<<<<

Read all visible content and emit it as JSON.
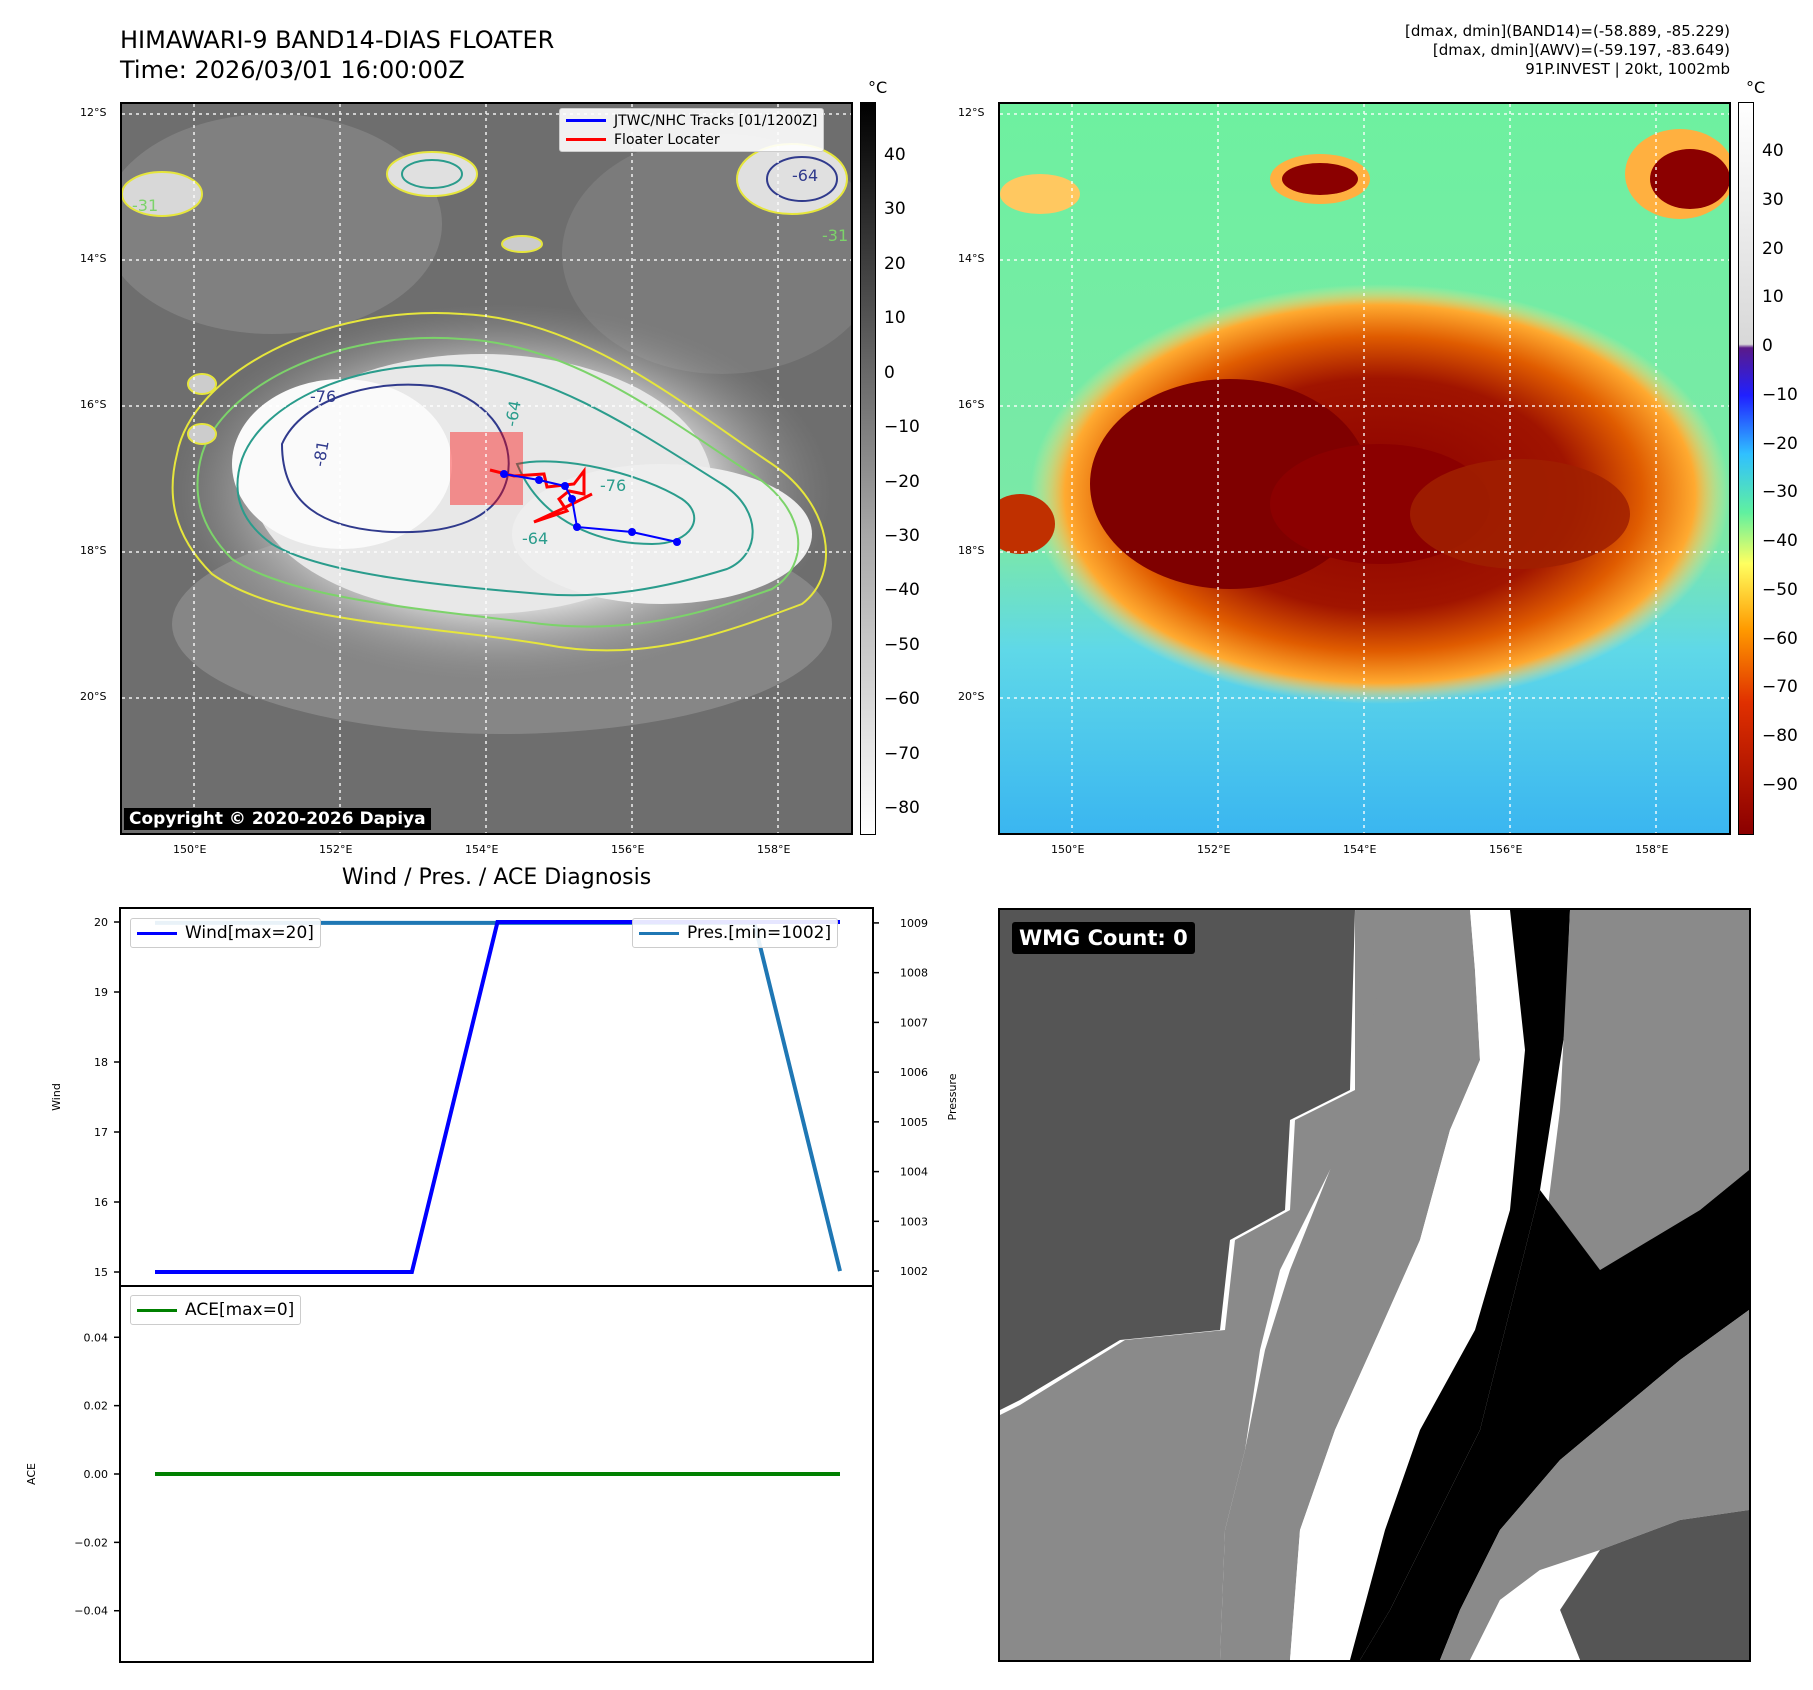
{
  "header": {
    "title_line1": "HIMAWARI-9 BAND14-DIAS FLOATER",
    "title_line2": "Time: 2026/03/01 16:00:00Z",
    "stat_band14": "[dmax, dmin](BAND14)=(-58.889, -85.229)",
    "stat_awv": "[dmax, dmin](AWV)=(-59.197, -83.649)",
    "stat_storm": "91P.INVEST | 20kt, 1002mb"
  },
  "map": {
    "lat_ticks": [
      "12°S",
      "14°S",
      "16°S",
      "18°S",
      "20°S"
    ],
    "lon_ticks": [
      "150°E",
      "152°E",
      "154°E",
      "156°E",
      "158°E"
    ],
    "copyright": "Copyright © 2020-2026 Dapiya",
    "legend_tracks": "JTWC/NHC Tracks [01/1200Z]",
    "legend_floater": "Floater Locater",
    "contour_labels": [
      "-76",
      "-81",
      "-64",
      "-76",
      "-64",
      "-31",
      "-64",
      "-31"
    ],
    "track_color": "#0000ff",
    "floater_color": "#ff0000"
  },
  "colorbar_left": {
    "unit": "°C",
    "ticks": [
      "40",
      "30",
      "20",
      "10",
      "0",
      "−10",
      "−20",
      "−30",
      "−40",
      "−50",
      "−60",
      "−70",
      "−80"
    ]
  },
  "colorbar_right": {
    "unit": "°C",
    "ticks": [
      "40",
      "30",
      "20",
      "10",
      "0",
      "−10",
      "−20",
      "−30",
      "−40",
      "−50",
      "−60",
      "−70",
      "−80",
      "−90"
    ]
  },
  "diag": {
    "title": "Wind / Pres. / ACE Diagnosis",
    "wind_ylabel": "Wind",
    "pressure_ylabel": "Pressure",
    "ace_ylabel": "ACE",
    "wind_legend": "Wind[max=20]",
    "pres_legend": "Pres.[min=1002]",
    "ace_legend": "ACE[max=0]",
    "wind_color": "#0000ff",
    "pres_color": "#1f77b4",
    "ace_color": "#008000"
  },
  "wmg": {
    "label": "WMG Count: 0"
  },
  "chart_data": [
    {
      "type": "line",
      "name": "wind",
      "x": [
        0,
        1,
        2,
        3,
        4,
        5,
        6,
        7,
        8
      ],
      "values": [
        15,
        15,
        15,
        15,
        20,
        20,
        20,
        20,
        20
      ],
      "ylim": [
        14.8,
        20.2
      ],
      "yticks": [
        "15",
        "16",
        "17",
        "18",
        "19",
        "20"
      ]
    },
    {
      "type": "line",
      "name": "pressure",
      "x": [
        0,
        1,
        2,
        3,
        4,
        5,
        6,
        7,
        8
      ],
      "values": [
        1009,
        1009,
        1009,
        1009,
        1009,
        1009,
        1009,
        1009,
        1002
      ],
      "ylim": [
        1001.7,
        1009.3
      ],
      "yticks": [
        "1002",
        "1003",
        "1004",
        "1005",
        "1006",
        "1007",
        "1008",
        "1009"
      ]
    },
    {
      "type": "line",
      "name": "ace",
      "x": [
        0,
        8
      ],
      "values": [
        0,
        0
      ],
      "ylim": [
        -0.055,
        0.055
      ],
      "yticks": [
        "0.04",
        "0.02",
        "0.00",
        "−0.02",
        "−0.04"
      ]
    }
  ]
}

>>>>

Problem requirements ::
Leave the images out, please, and restate each line word for word.

Correct result ::
Read all visible content and emit it as JSON.
{
  "header": {
    "title_line1": "HIMAWARI-9 BAND14-DIAS FLOATER",
    "title_line2": "Time: 2026/03/01 16:00:00Z",
    "stat_band14": "[dmax, dmin](BAND14)=(-58.889, -85.229)",
    "stat_awv": "[dmax, dmin](AWV)=(-59.197, -83.649)",
    "stat_storm": "91P.INVEST | 20kt, 1002mb"
  },
  "map": {
    "lat_ticks": [
      "12°S",
      "14°S",
      "16°S",
      "18°S",
      "20°S"
    ],
    "lon_ticks": [
      "150°E",
      "152°E",
      "154°E",
      "156°E",
      "158°E"
    ],
    "copyright": "Copyright © 2020-2026 Dapiya",
    "legend_tracks": "JTWC/NHC Tracks [01/1200Z]",
    "legend_floater": "Floater Locater",
    "contour_labels": [
      "-76",
      "-81",
      "-64",
      "-76",
      "-64",
      "-31",
      "-64",
      "-31"
    ],
    "track_color": "#0000ff",
    "floater_color": "#ff0000"
  },
  "colorbar_left": {
    "unit": "°C",
    "ticks": [
      "40",
      "30",
      "20",
      "10",
      "0",
      "−10",
      "−20",
      "−30",
      "−40",
      "−50",
      "−60",
      "−70",
      "−80"
    ]
  },
  "colorbar_right": {
    "unit": "°C",
    "ticks": [
      "40",
      "30",
      "20",
      "10",
      "0",
      "−10",
      "−20",
      "−30",
      "−40",
      "−50",
      "−60",
      "−70",
      "−80",
      "−90"
    ]
  },
  "diag": {
    "title": "Wind / Pres. / ACE Diagnosis",
    "wind_ylabel": "Wind",
    "pressure_ylabel": "Pressure",
    "ace_ylabel": "ACE",
    "wind_legend": "Wind[max=20]",
    "pres_legend": "Pres.[min=1002]",
    "ace_legend": "ACE[max=0]",
    "wind_color": "#0000ff",
    "pres_color": "#1f77b4",
    "ace_color": "#008000"
  },
  "wmg": {
    "label": "WMG Count: 0"
  },
  "chart_data": [
    {
      "type": "line",
      "name": "wind",
      "x": [
        0,
        1,
        2,
        3,
        4,
        5,
        6,
        7,
        8
      ],
      "values": [
        15,
        15,
        15,
        15,
        20,
        20,
        20,
        20,
        20
      ],
      "ylim": [
        14.8,
        20.2
      ],
      "yticks": [
        "15",
        "16",
        "17",
        "18",
        "19",
        "20"
      ]
    },
    {
      "type": "line",
      "name": "pressure",
      "x": [
        0,
        1,
        2,
        3,
        4,
        5,
        6,
        7,
        8
      ],
      "values": [
        1009,
        1009,
        1009,
        1009,
        1009,
        1009,
        1009,
        1009,
        1002
      ],
      "ylim": [
        1001.7,
        1009.3
      ],
      "yticks": [
        "1002",
        "1003",
        "1004",
        "1005",
        "1006",
        "1007",
        "1008",
        "1009"
      ]
    },
    {
      "type": "line",
      "name": "ace",
      "x": [
        0,
        8
      ],
      "values": [
        0,
        0
      ],
      "ylim": [
        -0.055,
        0.055
      ],
      "yticks": [
        "0.04",
        "0.02",
        "0.00",
        "−0.02",
        "−0.04"
      ]
    }
  ]
}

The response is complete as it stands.